Task directions: Could you write out every entry exactly as it stands?

[Figure data in JSON]
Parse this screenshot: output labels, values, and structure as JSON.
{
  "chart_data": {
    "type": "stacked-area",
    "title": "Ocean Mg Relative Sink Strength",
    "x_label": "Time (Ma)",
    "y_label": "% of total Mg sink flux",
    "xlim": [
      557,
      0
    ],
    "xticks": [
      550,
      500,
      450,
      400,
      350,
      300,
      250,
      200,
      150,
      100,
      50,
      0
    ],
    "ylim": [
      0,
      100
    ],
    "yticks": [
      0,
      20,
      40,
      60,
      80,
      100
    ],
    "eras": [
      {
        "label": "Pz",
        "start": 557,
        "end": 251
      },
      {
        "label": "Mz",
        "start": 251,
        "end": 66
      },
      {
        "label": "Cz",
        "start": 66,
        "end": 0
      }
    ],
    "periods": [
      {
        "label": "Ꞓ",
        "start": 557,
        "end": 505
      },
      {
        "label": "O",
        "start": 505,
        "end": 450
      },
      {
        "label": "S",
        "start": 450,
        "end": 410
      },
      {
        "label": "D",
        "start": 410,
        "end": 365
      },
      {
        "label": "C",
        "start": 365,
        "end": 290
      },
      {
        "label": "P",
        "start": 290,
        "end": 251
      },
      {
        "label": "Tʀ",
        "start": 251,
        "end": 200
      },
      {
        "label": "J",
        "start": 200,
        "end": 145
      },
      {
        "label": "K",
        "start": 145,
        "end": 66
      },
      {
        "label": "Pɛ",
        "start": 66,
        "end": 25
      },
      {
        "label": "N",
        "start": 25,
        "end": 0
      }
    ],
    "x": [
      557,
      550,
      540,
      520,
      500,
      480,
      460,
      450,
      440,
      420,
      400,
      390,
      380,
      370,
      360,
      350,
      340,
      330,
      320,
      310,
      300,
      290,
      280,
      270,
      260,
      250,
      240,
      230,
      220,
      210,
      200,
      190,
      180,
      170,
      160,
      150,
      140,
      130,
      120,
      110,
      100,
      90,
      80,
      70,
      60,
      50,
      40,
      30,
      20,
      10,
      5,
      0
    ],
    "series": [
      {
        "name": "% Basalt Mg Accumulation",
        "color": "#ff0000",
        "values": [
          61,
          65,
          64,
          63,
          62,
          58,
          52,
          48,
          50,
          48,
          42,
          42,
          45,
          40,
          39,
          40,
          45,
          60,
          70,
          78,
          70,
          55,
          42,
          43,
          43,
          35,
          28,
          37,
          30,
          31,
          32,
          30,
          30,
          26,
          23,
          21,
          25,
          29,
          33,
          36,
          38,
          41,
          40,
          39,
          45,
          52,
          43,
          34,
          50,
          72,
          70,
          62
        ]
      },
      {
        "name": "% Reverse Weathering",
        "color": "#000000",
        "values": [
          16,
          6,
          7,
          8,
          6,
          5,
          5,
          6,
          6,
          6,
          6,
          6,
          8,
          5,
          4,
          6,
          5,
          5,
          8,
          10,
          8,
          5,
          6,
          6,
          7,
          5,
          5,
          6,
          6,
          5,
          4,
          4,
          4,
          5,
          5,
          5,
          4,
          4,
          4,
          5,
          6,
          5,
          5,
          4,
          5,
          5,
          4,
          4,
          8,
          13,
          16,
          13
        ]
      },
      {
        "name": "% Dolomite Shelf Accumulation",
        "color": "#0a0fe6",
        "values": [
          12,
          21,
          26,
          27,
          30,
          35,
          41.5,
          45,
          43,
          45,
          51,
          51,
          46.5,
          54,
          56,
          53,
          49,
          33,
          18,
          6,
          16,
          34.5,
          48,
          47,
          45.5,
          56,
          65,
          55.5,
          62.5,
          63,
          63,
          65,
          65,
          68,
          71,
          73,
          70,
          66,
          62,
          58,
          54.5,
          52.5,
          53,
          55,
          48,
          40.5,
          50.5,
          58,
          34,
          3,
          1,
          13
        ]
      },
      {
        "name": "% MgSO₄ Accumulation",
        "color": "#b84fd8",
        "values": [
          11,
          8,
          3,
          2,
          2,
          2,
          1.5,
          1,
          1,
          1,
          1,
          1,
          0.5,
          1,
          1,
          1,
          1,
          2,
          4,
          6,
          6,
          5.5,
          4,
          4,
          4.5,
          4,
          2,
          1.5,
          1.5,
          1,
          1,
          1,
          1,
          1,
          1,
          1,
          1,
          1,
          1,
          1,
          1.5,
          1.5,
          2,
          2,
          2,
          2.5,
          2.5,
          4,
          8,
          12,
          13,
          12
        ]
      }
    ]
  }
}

Reply to the task:
Parse this screenshot: output labels, values, and structure as JSON.
{
  "chart_data": {
    "type": "stacked-area",
    "title": "Ocean Mg Relative Sink Strength",
    "x_label": "Time (Ma)",
    "y_label": "% of total Mg sink flux",
    "xlim": [
      557,
      0
    ],
    "xticks": [
      550,
      500,
      450,
      400,
      350,
      300,
      250,
      200,
      150,
      100,
      50,
      0
    ],
    "ylim": [
      0,
      100
    ],
    "yticks": [
      0,
      20,
      40,
      60,
      80,
      100
    ],
    "eras": [
      {
        "label": "Pz",
        "start": 557,
        "end": 251
      },
      {
        "label": "Mz",
        "start": 251,
        "end": 66
      },
      {
        "label": "Cz",
        "start": 66,
        "end": 0
      }
    ],
    "periods": [
      {
        "label": "Ꞓ",
        "start": 557,
        "end": 505
      },
      {
        "label": "O",
        "start": 505,
        "end": 450
      },
      {
        "label": "S",
        "start": 450,
        "end": 410
      },
      {
        "label": "D",
        "start": 410,
        "end": 365
      },
      {
        "label": "C",
        "start": 365,
        "end": 290
      },
      {
        "label": "P",
        "start": 290,
        "end": 251
      },
      {
        "label": "Tʀ",
        "start": 251,
        "end": 200
      },
      {
        "label": "J",
        "start": 200,
        "end": 145
      },
      {
        "label": "K",
        "start": 145,
        "end": 66
      },
      {
        "label": "Pɛ",
        "start": 66,
        "end": 25
      },
      {
        "label": "N",
        "start": 25,
        "end": 0
      }
    ],
    "x": [
      557,
      550,
      540,
      520,
      500,
      480,
      460,
      450,
      440,
      420,
      400,
      390,
      380,
      370,
      360,
      350,
      340,
      330,
      320,
      310,
      300,
      290,
      280,
      270,
      260,
      250,
      240,
      230,
      220,
      210,
      200,
      190,
      180,
      170,
      160,
      150,
      140,
      130,
      120,
      110,
      100,
      90,
      80,
      70,
      60,
      50,
      40,
      30,
      20,
      10,
      5,
      0
    ],
    "series": [
      {
        "name": "% Basalt Mg Accumulation",
        "color": "#ff0000",
        "values": [
          61,
          65,
          64,
          63,
          62,
          58,
          52,
          48,
          50,
          48,
          42,
          42,
          45,
          40,
          39,
          40,
          45,
          60,
          70,
          78,
          70,
          55,
          42,
          43,
          43,
          35,
          28,
          37,
          30,
          31,
          32,
          30,
          30,
          26,
          23,
          21,
          25,
          29,
          33,
          36,
          38,
          41,
          40,
          39,
          45,
          52,
          43,
          34,
          50,
          72,
          70,
          62
        ]
      },
      {
        "name": "% Reverse Weathering",
        "color": "#000000",
        "values": [
          16,
          6,
          7,
          8,
          6,
          5,
          5,
          6,
          6,
          6,
          6,
          6,
          8,
          5,
          4,
          6,
          5,
          5,
          8,
          10,
          8,
          5,
          6,
          6,
          7,
          5,
          5,
          6,
          6,
          5,
          4,
          4,
          4,
          5,
          5,
          5,
          4,
          4,
          4,
          5,
          6,
          5,
          5,
          4,
          5,
          5,
          4,
          4,
          8,
          13,
          16,
          13
        ]
      },
      {
        "name": "% Dolomite Shelf Accumulation",
        "color": "#0a0fe6",
        "values": [
          12,
          21,
          26,
          27,
          30,
          35,
          41.5,
          45,
          43,
          45,
          51,
          51,
          46.5,
          54,
          56,
          53,
          49,
          33,
          18,
          6,
          16,
          34.5,
          48,
          47,
          45.5,
          56,
          65,
          55.5,
          62.5,
          63,
          63,
          65,
          65,
          68,
          71,
          73,
          70,
          66,
          62,
          58,
          54.5,
          52.5,
          53,
          55,
          48,
          40.5,
          50.5,
          58,
          34,
          3,
          1,
          13
        ]
      },
      {
        "name": "% MgSO₄ Accumulation",
        "color": "#b84fd8",
        "values": [
          11,
          8,
          3,
          2,
          2,
          2,
          1.5,
          1,
          1,
          1,
          1,
          1,
          0.5,
          1,
          1,
          1,
          1,
          2,
          4,
          6,
          6,
          5.5,
          4,
          4,
          4.5,
          4,
          2,
          1.5,
          1.5,
          1,
          1,
          1,
          1,
          1,
          1,
          1,
          1,
          1,
          1,
          1,
          1.5,
          1.5,
          2,
          2,
          2,
          2.5,
          2.5,
          4,
          8,
          12,
          13,
          12
        ]
      }
    ]
  }
}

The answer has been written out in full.